Aim
Take from the listing each line that has the string "Resume".

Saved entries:
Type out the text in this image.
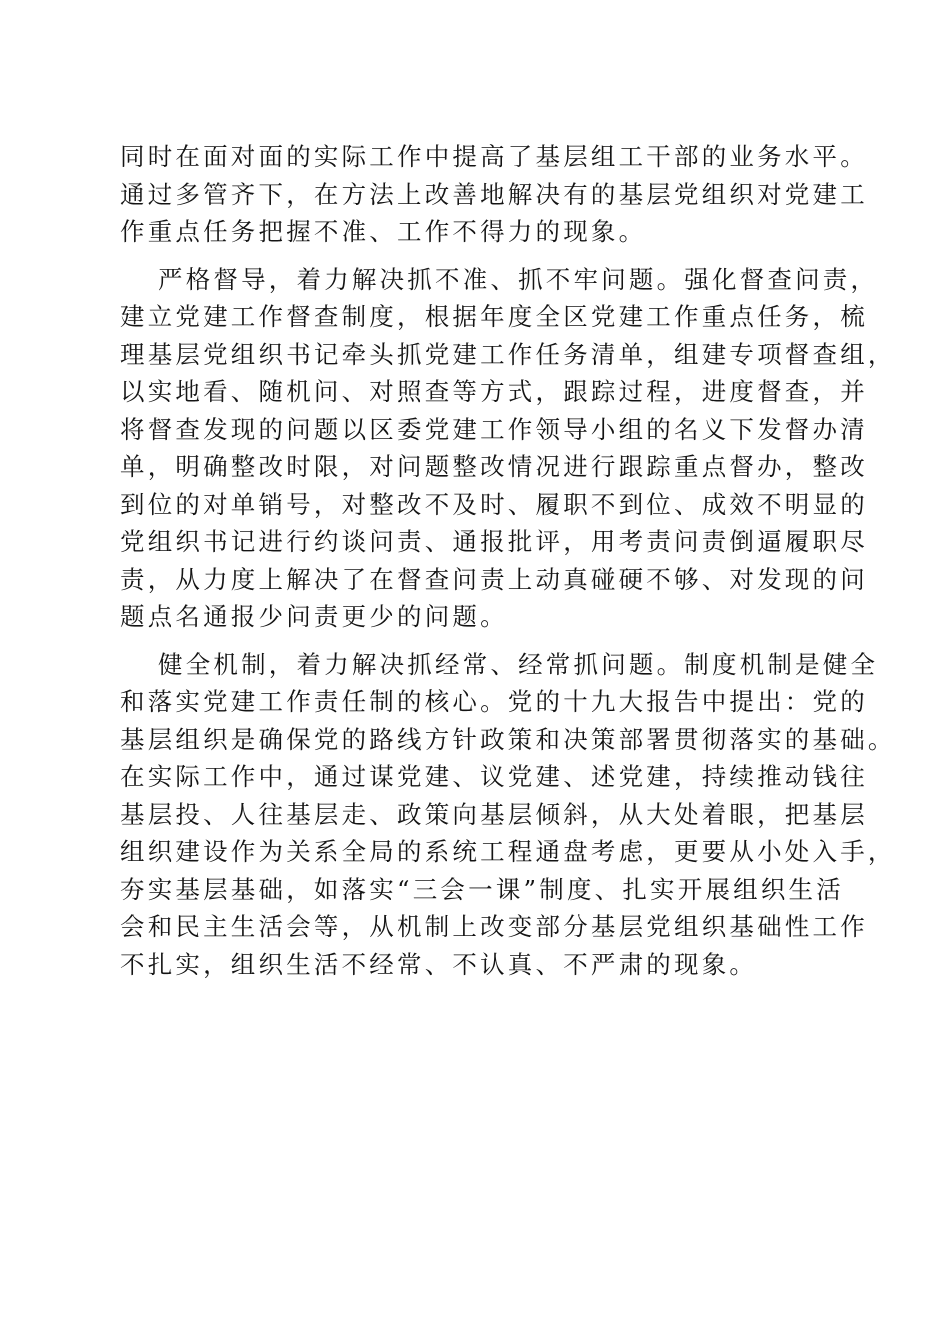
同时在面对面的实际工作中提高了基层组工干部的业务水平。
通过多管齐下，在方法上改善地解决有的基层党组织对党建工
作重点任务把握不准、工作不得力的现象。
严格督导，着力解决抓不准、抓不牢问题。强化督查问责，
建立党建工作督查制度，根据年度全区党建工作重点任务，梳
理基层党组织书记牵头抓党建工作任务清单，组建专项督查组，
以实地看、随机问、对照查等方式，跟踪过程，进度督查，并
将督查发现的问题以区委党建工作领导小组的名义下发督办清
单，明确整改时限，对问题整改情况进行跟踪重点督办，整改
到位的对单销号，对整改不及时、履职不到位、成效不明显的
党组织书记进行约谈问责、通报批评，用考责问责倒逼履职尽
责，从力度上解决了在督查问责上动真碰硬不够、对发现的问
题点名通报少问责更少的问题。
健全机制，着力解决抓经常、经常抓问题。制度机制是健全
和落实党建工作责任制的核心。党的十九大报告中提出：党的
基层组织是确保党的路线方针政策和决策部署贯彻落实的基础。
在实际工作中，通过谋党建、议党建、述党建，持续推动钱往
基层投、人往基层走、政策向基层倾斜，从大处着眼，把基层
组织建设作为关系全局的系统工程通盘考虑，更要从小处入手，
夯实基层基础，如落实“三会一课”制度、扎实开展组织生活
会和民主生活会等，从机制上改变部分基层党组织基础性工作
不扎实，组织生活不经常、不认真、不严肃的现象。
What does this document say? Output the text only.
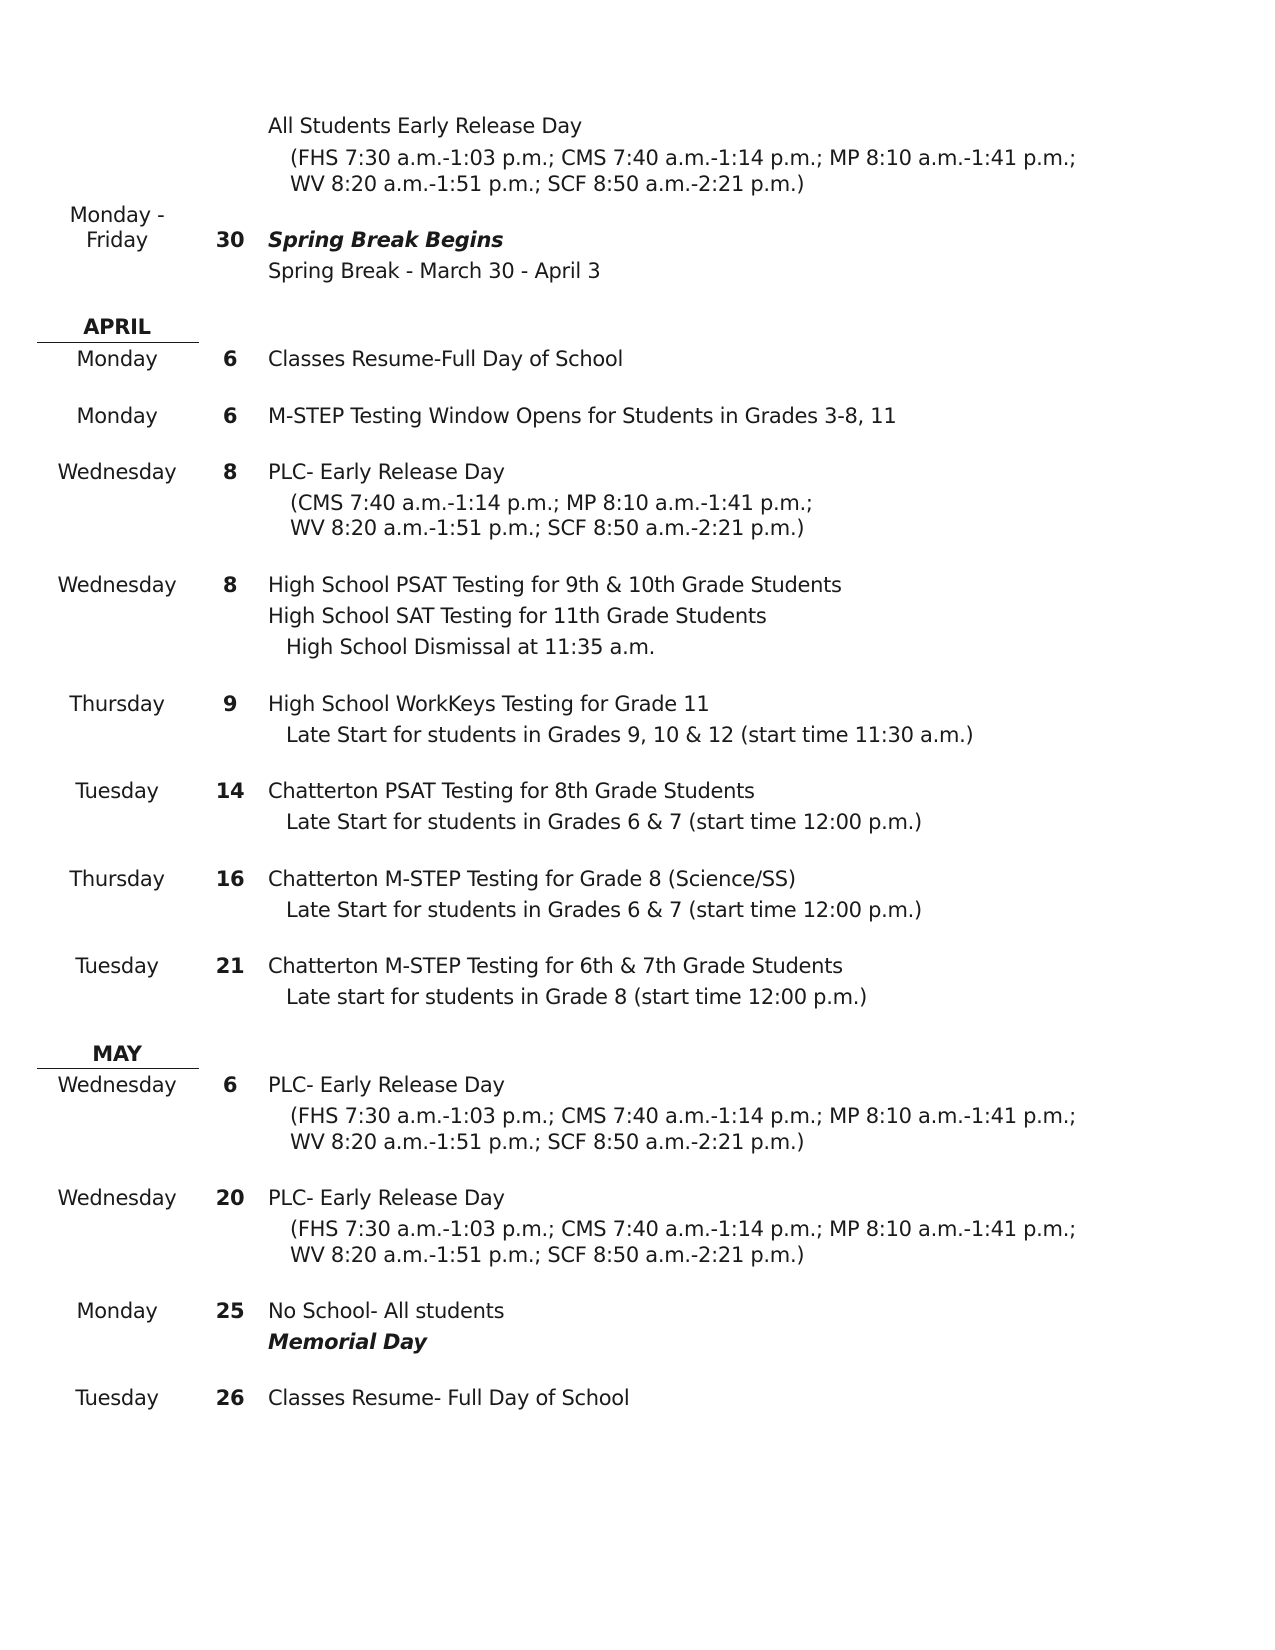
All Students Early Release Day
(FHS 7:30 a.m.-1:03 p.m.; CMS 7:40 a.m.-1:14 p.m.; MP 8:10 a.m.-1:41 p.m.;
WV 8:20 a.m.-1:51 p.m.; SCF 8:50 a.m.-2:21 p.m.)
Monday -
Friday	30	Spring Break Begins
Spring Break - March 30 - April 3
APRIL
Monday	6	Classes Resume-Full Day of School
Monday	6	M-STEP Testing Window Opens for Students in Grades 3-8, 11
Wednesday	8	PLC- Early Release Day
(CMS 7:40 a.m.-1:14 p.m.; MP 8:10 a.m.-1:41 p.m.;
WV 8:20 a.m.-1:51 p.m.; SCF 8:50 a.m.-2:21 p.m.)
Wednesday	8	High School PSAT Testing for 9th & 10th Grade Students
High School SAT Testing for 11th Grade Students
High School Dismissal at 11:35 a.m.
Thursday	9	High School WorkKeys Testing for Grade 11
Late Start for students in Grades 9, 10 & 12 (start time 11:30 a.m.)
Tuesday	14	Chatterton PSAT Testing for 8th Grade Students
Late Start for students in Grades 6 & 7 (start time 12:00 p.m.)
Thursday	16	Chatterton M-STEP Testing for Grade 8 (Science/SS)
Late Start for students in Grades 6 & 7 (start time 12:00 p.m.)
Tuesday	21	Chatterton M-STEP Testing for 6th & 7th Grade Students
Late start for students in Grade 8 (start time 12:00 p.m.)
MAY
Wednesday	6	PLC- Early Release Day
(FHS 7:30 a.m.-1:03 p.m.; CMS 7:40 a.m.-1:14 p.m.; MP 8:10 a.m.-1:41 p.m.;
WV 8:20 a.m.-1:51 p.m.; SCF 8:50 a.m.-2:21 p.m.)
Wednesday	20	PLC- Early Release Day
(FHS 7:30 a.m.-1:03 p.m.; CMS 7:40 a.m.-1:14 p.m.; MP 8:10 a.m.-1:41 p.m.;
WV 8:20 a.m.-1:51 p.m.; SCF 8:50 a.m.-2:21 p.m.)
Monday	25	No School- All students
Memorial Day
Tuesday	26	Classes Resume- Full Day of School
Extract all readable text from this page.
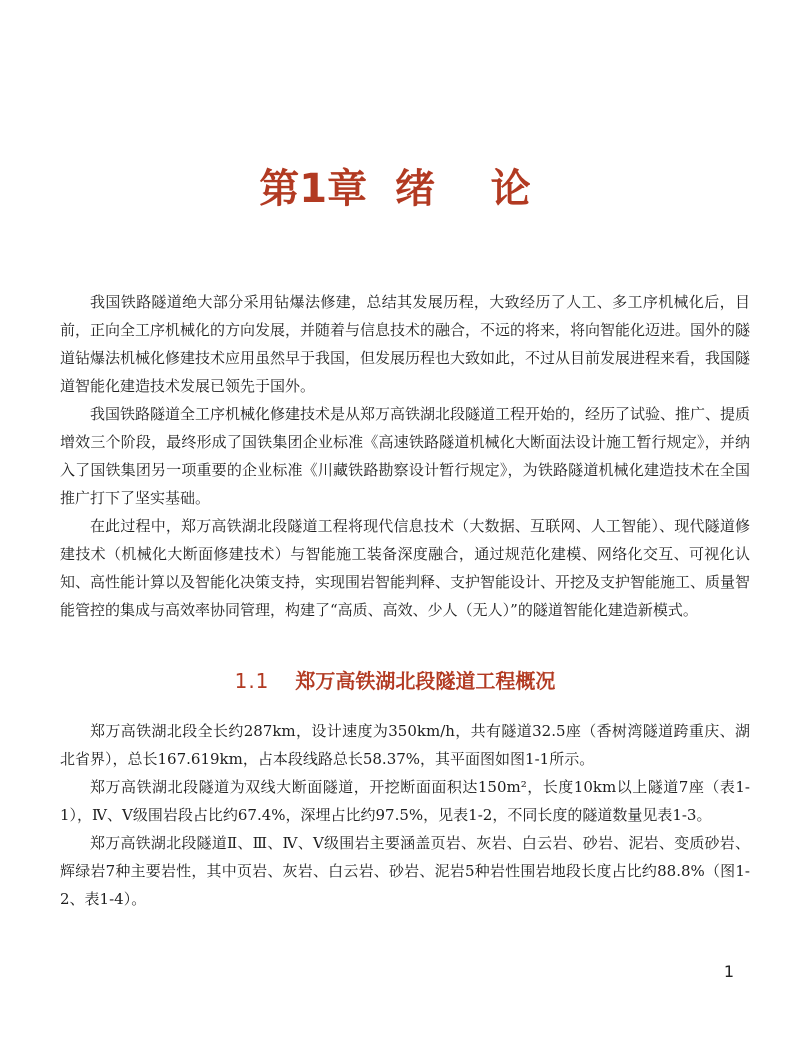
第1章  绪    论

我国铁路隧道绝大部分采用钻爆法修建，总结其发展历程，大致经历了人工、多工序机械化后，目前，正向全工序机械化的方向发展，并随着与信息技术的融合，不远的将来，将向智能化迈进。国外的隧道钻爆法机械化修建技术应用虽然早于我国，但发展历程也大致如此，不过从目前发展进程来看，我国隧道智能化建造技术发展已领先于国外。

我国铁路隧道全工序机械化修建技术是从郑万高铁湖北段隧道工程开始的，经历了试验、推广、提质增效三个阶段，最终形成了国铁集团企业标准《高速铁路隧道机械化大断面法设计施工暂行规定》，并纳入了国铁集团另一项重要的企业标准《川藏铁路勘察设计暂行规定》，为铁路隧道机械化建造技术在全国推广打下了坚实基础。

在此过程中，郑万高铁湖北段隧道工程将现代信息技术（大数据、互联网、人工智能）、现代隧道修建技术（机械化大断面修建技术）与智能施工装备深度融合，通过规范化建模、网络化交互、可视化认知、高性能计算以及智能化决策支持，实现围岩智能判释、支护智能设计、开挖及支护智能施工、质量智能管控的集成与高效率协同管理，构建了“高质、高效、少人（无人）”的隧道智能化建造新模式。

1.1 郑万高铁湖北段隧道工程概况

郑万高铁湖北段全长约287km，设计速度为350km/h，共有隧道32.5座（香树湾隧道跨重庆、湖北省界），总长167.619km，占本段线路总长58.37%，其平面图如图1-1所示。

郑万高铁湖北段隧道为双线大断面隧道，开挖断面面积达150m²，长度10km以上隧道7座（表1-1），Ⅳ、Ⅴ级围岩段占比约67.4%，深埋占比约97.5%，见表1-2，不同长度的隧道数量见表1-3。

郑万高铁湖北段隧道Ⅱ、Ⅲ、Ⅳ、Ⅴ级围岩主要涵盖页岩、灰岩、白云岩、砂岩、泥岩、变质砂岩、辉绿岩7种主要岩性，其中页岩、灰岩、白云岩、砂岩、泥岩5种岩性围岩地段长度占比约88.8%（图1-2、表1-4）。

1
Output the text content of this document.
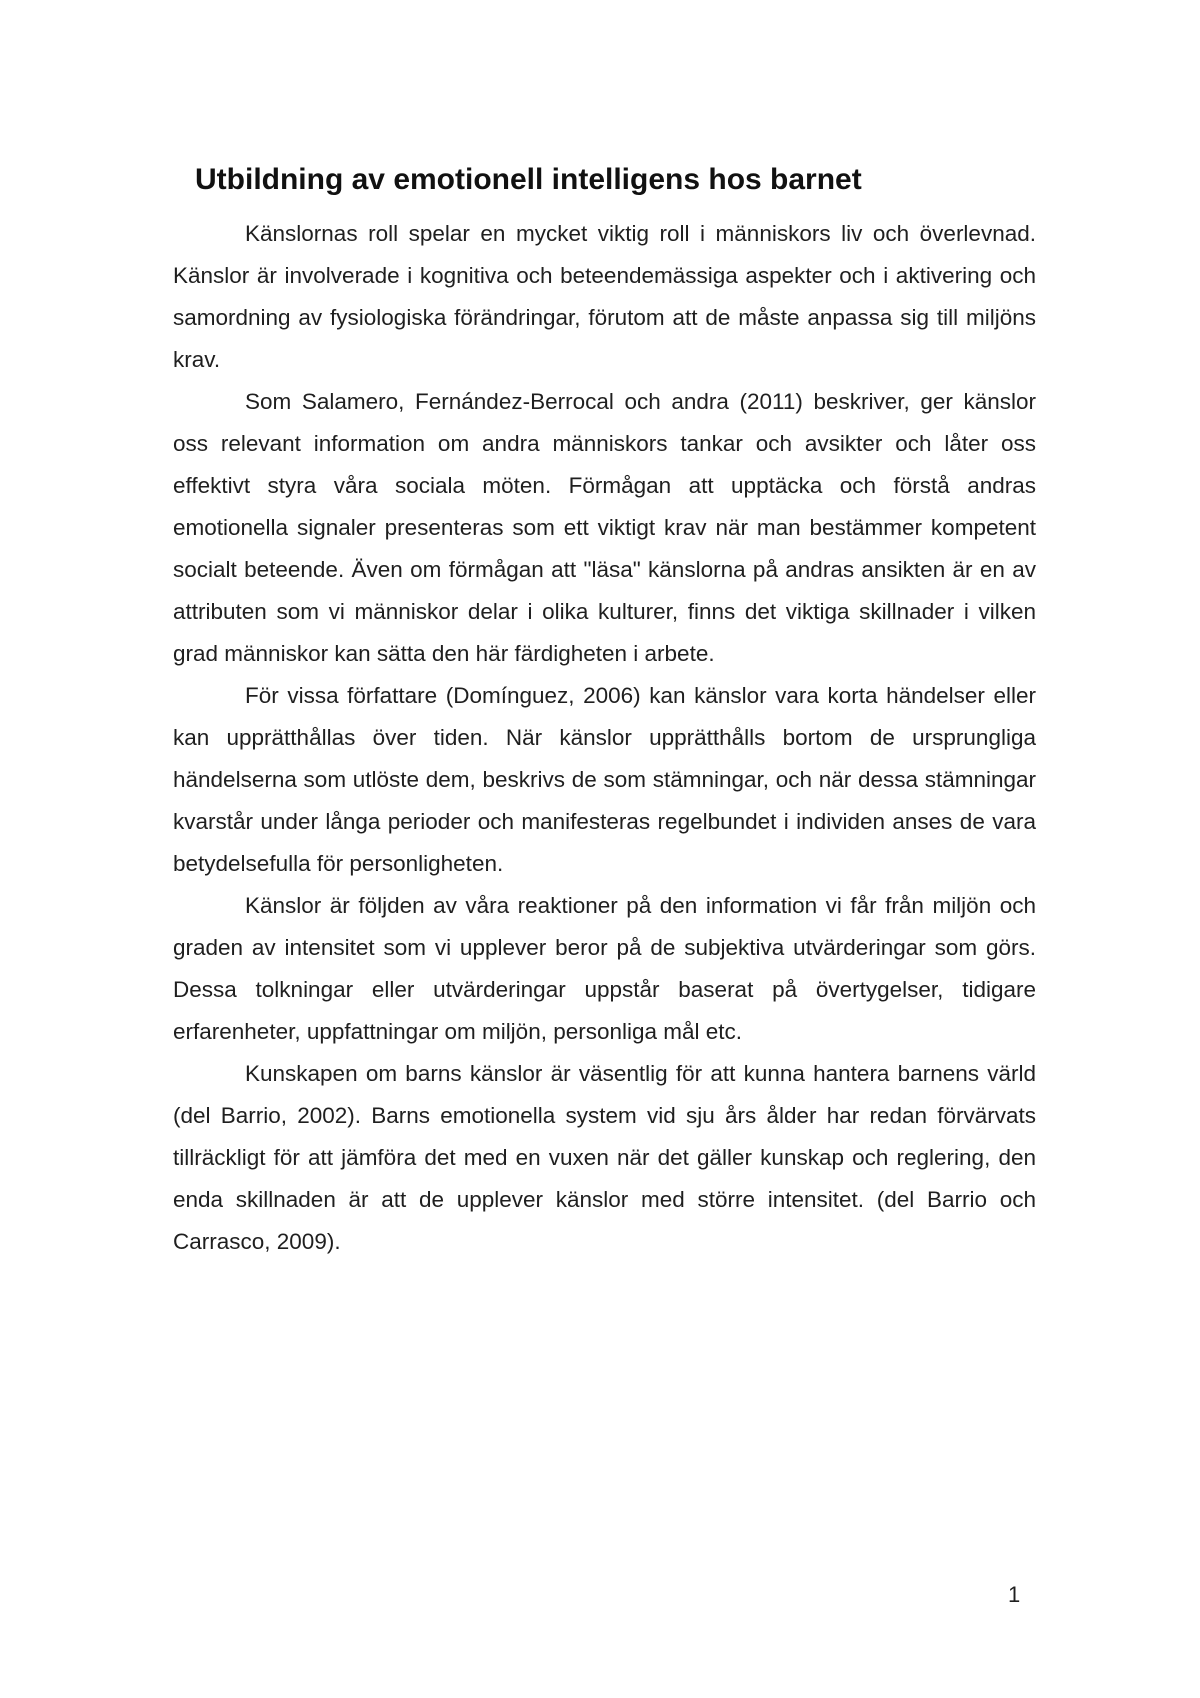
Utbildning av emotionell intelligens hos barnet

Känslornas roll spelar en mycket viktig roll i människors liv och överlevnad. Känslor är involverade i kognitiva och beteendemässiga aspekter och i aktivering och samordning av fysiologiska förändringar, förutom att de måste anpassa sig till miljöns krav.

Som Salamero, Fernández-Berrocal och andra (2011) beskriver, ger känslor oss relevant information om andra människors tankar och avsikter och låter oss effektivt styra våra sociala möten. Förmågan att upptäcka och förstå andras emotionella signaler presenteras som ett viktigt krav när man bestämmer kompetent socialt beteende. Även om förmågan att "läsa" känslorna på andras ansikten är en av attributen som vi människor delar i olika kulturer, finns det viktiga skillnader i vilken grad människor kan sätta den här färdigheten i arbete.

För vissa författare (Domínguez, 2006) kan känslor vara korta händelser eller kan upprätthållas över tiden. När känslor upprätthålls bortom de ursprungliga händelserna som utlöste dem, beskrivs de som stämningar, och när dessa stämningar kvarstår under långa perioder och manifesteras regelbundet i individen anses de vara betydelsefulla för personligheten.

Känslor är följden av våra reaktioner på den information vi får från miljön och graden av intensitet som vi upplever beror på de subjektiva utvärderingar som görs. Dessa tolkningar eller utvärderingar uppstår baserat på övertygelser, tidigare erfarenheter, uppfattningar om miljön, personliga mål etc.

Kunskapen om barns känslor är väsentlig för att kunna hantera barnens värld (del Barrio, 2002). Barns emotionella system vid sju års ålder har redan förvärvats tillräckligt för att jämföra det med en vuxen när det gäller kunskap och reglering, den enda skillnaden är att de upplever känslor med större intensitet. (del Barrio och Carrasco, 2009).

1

Right answer
Monday	6	Classes Resume-Full Day of School
Tuesday	26	Classes Resume- Full Day of School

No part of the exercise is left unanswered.